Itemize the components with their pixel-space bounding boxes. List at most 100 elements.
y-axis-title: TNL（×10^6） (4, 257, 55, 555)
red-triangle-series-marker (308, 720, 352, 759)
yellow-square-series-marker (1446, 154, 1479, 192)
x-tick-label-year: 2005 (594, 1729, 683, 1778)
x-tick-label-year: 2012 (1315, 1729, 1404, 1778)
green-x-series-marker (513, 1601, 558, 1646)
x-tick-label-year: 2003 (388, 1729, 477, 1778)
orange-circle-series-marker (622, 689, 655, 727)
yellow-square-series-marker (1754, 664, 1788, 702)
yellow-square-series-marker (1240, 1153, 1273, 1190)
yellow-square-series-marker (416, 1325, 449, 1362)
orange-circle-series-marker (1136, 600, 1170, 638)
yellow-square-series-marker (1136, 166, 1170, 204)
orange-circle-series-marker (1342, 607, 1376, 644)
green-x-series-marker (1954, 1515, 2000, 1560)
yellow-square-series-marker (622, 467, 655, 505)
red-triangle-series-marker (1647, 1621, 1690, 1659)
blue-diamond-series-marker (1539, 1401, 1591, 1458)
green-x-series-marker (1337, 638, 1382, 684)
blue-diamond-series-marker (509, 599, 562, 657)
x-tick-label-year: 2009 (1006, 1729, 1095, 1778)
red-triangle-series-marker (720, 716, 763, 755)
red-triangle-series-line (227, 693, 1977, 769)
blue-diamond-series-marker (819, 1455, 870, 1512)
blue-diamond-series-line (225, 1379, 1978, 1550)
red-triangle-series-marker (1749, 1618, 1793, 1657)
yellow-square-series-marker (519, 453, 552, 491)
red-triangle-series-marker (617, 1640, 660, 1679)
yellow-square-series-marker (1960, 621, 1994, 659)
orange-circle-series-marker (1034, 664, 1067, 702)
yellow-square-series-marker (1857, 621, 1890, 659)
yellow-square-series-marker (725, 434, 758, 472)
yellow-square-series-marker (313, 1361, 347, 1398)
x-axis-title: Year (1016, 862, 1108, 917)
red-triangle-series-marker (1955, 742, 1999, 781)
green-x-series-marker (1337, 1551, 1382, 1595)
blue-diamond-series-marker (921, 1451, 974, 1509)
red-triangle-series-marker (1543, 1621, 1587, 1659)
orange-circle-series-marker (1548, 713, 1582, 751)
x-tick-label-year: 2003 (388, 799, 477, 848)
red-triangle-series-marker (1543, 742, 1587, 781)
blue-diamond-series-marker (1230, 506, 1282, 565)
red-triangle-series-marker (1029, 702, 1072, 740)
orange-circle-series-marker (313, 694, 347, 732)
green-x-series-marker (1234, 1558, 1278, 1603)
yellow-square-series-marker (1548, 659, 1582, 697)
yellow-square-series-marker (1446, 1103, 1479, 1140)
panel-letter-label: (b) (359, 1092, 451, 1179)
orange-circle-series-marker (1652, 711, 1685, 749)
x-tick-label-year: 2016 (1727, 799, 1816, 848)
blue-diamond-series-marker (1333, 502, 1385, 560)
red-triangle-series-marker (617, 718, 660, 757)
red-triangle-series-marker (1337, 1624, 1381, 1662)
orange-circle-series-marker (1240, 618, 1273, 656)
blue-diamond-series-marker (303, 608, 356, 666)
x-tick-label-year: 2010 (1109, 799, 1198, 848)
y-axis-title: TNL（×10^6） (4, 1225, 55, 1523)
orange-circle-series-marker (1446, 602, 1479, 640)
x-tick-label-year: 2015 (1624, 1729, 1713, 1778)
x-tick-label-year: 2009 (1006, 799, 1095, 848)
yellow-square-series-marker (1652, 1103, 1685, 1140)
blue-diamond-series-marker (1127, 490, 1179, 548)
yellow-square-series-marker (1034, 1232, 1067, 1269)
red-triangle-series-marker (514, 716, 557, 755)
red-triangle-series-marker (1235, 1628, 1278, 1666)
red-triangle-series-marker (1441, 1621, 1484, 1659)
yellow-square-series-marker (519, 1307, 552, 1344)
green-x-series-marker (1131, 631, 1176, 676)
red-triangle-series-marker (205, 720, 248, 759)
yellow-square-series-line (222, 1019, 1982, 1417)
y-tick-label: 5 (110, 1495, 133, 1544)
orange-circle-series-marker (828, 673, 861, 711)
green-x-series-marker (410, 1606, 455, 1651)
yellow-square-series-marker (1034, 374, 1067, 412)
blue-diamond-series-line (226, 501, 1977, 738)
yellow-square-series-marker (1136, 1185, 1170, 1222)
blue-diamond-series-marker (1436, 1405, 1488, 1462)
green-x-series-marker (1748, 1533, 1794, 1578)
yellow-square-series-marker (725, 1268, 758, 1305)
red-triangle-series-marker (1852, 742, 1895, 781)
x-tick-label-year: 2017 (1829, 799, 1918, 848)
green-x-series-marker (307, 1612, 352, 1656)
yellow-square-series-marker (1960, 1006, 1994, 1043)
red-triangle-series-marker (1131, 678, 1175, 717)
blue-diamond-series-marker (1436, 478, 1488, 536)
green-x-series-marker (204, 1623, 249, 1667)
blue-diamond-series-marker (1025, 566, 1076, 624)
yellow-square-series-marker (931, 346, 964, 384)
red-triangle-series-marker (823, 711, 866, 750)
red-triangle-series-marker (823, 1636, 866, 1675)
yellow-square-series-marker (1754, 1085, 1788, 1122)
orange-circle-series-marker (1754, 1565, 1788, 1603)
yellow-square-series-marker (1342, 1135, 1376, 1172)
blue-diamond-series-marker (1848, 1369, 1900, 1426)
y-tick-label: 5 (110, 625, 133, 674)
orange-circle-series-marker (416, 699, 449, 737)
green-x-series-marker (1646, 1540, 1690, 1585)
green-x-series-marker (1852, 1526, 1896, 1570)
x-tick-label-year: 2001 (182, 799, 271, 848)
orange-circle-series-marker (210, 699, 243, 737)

+---+

Stated goal: Repeat word for word the lines from the very first one above down to the line that contains "blue-diamond-series-marker (509, 599, 562, 657)", counting that line too.

Full answer:
Itemize the components with their pixel-space bounding boxes. List at most 100 elements.
y-axis-title: TNL（×10^6） (4, 257, 55, 555)
red-triangle-series-marker (308, 720, 352, 759)
yellow-square-series-marker (1446, 154, 1479, 192)
x-tick-label-year: 2005 (594, 1729, 683, 1778)
x-tick-label-year: 2012 (1315, 1729, 1404, 1778)
green-x-series-marker (513, 1601, 558, 1646)
x-tick-label-year: 2003 (388, 1729, 477, 1778)
orange-circle-series-marker (622, 689, 655, 727)
yellow-square-series-marker (1754, 664, 1788, 702)
yellow-square-series-marker (1240, 1153, 1273, 1190)
yellow-square-series-marker (416, 1325, 449, 1362)
orange-circle-series-marker (1136, 600, 1170, 638)
yellow-square-series-marker (1136, 166, 1170, 204)
orange-circle-series-marker (1342, 607, 1376, 644)
green-x-series-marker (1954, 1515, 2000, 1560)
yellow-square-series-marker (622, 467, 655, 505)
red-triangle-series-marker (1647, 1621, 1690, 1659)
blue-diamond-series-marker (1539, 1401, 1591, 1458)
green-x-series-marker (1337, 638, 1382, 684)
blue-diamond-series-marker (509, 599, 562, 657)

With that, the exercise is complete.